INSTRUCTIONS FOR THE TASK » Each entry that follows must be output without any deviation.

EXCERPTED DATA »
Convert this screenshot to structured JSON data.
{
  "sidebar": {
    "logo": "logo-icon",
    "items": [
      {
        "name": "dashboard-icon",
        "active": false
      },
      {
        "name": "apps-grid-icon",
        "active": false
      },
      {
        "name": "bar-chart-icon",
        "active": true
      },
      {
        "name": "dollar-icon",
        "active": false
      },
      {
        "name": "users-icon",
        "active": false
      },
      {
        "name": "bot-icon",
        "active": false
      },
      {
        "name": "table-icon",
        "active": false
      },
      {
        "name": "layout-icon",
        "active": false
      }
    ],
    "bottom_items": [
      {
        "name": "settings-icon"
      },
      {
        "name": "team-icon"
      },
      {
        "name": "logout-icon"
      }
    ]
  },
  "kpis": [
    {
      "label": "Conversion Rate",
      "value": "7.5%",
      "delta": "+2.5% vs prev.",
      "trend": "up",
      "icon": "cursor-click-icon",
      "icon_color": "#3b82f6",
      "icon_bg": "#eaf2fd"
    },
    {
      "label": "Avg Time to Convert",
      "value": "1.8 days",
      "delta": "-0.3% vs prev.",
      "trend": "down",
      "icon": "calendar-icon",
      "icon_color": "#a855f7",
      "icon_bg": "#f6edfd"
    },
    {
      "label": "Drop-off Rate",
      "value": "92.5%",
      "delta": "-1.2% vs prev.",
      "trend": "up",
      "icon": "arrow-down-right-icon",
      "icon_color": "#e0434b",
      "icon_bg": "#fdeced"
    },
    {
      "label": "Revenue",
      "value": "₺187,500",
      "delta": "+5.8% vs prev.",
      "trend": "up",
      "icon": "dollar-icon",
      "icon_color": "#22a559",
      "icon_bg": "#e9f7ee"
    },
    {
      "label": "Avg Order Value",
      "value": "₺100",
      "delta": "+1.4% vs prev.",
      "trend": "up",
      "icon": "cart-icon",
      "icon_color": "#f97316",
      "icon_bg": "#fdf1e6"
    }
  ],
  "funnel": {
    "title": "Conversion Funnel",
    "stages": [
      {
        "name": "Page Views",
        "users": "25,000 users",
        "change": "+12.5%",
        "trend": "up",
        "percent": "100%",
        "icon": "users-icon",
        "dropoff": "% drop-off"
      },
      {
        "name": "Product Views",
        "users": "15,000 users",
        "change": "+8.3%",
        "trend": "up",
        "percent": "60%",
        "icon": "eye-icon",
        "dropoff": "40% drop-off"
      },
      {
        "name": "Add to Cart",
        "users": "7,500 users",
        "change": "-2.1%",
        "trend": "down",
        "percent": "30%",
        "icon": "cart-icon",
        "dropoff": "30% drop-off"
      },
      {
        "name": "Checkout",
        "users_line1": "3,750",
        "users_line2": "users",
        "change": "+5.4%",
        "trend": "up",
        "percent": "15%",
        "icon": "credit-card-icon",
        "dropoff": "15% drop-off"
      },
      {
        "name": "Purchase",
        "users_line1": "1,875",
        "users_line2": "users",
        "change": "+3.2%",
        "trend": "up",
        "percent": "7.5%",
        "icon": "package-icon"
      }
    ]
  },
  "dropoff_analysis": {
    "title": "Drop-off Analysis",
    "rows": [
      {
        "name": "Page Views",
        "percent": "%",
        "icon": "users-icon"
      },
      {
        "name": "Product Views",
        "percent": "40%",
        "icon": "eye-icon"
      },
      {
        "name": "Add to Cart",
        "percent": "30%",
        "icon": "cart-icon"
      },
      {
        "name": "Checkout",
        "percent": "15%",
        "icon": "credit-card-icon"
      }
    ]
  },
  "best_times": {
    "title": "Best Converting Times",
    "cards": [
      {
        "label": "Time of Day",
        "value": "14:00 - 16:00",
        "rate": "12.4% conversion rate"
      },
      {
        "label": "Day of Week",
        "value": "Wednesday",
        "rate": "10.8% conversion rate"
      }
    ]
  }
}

EXERCISE RESULT »
Convert this screenshot to structured JSON data.
{
  "sidebar": {
    "logo": "logo-icon",
    "items": [
      {
        "name": "dashboard-icon",
        "active": false
      },
      {
        "name": "apps-grid-icon",
        "active": false
      },
      {
        "name": "bar-chart-icon",
        "active": true
      },
      {
        "name": "dollar-icon",
        "active": false
      },
      {
        "name": "users-icon",
        "active": false
      },
      {
        "name": "bot-icon",
        "active": false
      },
      {
        "name": "table-icon",
        "active": false
      },
      {
        "name": "layout-icon",
        "active": false
      }
    ],
    "bottom_items": [
      {
        "name": "settings-icon"
      },
      {
        "name": "team-icon"
      },
      {
        "name": "logout-icon"
      }
    ]
  },
  "kpis": [
    {
      "label": "Conversion Rate",
      "value": "7.5%",
      "delta": "+2.5% vs prev.",
      "trend": "up",
      "icon": "cursor-click-icon",
      "icon_color": "#3b82f6",
      "icon_bg": "#eaf2fd"
    },
    {
      "label": "Avg Time to Convert",
      "value": "1.8 days",
      "delta": "-0.3% vs prev.",
      "trend": "down",
      "icon": "calendar-icon",
      "icon_color": "#a855f7",
      "icon_bg": "#f6edfd"
    },
    {
      "label": "Drop-off Rate",
      "value": "92.5%",
      "delta": "-1.2% vs prev.",
      "trend": "up",
      "icon": "arrow-down-right-icon",
      "icon_color": "#e0434b",
      "icon_bg": "#fdeced"
    },
    {
      "label": "Revenue",
      "value": "₺187,500",
      "delta": "+5.8% vs prev.",
      "trend": "up",
      "icon": "dollar-icon",
      "icon_color": "#22a559",
      "icon_bg": "#e9f7ee"
    },
    {
      "label": "Avg Order Value",
      "value": "₺100",
      "delta": "+1.4% vs prev.",
      "trend": "up",
      "icon": "cart-icon",
      "icon_color": "#f97316",
      "icon_bg": "#fdf1e6"
    }
  ],
  "funnel": {
    "title": "Conversion Funnel",
    "stages": [
      {
        "name": "Page Views",
        "users": "25,000 users",
        "change": "+12.5%",
        "trend": "up",
        "percent": "100%",
        "icon": "users-icon",
        "dropoff": "% drop-off"
      },
      {
        "name": "Product Views",
        "users": "15,000 users",
        "change": "+8.3%",
        "trend": "up",
        "percent": "60%",
        "icon": "eye-icon",
        "dropoff": "40% drop-off"
      },
      {
        "name": "Add to Cart",
        "users": "7,500 users",
        "change": "-2.1%",
        "trend": "down",
        "percent": "30%",
        "icon": "cart-icon",
        "dropoff": "30% drop-off"
      },
      {
        "name": "Checkout",
        "users_line1": "3,750",
        "users_line2": "users",
        "change": "+5.4%",
        "trend": "up",
        "percent": "15%",
        "icon": "credit-card-icon",
        "dropoff": "15% drop-off"
      },
      {
        "name": "Purchase",
        "users_line1": "1,875",
        "users_line2": "users",
        "change": "+3.2%",
        "trend": "up",
        "percent": "7.5%",
        "icon": "package-icon"
      }
    ]
  },
  "dropoff_analysis": {
    "title": "Drop-off Analysis",
    "rows": [
      {
        "name": "Page Views",
        "percent": "%",
        "icon": "users-icon"
      },
      {
        "name": "Product Views",
        "percent": "40%",
        "icon": "eye-icon"
      },
      {
        "name": "Add to Cart",
        "percent": "30%",
        "icon": "cart-icon"
      },
      {
        "name": "Checkout",
        "percent": "15%",
        "icon": "credit-card-icon"
      }
    ]
  },
  "best_times": {
    "title": "Best Converting Times",
    "cards": [
      {
        "label": "Time of Day",
        "value": "14:00 - 16:00",
        "rate": "12.4% conversion rate"
      },
      {
        "label": "Day of Week",
        "value": "Wednesday",
        "rate": "10.8% conversion rate"
      }
    ]
  }
}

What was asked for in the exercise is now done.